> [OBJECTIVE] Track down each line that has the word "title" and copy it.

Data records
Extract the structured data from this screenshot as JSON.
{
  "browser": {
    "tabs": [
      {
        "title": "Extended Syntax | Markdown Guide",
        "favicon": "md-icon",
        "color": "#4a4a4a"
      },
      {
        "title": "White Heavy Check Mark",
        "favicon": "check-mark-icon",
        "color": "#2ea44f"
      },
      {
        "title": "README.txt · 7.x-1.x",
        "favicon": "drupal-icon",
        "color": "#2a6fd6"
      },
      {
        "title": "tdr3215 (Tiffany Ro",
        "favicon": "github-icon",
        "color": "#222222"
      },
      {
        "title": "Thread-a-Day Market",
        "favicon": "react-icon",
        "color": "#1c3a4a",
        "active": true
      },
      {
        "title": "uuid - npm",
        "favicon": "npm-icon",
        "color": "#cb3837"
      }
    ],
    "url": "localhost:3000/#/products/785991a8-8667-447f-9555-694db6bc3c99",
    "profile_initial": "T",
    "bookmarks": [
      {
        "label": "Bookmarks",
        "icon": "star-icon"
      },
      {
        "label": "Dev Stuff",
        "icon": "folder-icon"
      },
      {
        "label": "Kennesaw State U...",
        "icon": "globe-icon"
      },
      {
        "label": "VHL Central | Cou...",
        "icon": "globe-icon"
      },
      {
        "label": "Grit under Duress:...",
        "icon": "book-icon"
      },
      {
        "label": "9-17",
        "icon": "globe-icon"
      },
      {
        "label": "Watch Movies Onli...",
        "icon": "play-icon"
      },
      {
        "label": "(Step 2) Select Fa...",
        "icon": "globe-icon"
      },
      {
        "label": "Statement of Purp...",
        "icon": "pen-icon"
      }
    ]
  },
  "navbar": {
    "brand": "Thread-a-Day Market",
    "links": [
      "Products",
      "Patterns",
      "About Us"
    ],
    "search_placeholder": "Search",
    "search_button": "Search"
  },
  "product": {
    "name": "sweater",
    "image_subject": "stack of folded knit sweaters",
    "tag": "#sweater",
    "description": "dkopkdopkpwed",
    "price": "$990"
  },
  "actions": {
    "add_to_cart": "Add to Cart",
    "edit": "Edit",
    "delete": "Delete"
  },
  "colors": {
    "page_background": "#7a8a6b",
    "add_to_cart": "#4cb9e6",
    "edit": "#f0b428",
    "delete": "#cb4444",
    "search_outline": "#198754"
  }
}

> [EXERCISE RESULT]
        "title": "Extended Syntax | Markdown Guide",
        "title": "White Heavy Check Mark",
        "title": "README.txt · 7.x-1.x",
        "title": "tdr3215 (Tiffany Ro",
        "title": "Thread-a-Day Market",
        "title": "uuid - npm",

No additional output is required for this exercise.